** WHAT IS REQUIRED **
Reproduce the records from the start through the line that contains "comment-timestamp: 5h [342, 40, 373, 70]", with that line included.

** GIVEN INFORMATION **
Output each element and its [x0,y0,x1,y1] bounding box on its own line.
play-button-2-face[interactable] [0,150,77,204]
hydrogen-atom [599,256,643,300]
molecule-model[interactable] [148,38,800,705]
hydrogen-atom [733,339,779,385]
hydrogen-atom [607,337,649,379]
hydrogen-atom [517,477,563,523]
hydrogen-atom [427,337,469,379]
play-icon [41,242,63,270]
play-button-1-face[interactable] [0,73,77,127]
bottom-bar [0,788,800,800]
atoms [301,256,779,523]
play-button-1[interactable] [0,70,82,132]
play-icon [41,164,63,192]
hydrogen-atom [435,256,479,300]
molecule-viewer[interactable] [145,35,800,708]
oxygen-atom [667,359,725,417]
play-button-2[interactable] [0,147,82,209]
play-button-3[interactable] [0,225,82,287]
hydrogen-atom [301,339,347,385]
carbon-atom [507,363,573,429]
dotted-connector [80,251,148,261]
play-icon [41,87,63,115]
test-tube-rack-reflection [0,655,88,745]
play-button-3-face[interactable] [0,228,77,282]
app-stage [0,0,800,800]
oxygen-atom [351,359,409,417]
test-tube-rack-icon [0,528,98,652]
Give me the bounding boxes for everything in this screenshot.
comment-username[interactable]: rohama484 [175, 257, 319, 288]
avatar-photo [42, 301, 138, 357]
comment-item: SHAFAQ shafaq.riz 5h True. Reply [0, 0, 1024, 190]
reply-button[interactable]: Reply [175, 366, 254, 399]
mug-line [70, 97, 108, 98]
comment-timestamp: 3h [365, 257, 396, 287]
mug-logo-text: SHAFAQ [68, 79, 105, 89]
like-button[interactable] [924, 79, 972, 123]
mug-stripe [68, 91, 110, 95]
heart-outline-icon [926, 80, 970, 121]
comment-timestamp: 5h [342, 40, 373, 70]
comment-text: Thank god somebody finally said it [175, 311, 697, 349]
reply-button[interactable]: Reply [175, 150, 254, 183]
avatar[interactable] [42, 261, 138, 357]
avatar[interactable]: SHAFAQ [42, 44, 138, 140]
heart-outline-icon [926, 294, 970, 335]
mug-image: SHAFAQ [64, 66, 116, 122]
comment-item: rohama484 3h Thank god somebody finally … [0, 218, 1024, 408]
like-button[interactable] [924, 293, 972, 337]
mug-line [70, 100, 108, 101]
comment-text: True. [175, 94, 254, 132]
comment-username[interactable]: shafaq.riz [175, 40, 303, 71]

** WRITTEN SOLUTION **
Output each element and its [x0,y0,x1,y1] bounding box on its own line.
play-button-2-face[interactable] [0,150,77,204]
hydrogen-atom [599,256,643,300]
molecule-model[interactable] [148,38,800,705]
hydrogen-atom [733,339,779,385]
hydrogen-atom [607,337,649,379]
hydrogen-atom [517,477,563,523]
hydrogen-atom [427,337,469,379]
play-icon [41,242,63,270]
play-button-1-face[interactable] [0,73,77,127]
bottom-bar [0,788,800,800]
atoms [301,256,779,523]
play-button-1[interactable] [0,70,82,132]
play-icon [41,164,63,192]
hydrogen-atom [435,256,479,300]
molecule-viewer[interactable] [145,35,800,708]
oxygen-atom [667,359,725,417]
play-button-2[interactable] [0,147,82,209]
play-button-3[interactable] [0,225,82,287]
hydrogen-atom [301,339,347,385]
carbon-atom [507,363,573,429]
dotted-connector [80,251,148,261]
play-icon [41,87,63,115]
test-tube-rack-reflection [0,655,88,745]
play-button-3-face[interactable] [0,228,77,282]
app-stage [0,0,800,800]
oxygen-atom [351,359,409,417]
test-tube-rack-icon [0,528,98,652]
Give me the bounding boxes for everything in this screenshot.
comment-username[interactable]: rohama484 [175, 257, 319, 288]
avatar-photo [42, 301, 138, 357]
comment-item: SHAFAQ shafaq.riz 5h True. Reply [0, 0, 1024, 190]
reply-button[interactable]: Reply [175, 366, 254, 399]
mug-line [70, 97, 108, 98]
comment-timestamp: 3h [365, 257, 396, 287]
mug-logo-text: SHAFAQ [68, 79, 105, 89]
like-button[interactable] [924, 79, 972, 123]
mug-stripe [68, 91, 110, 95]
heart-outline-icon [926, 80, 970, 121]
comment-timestamp: 5h [342, 40, 373, 70]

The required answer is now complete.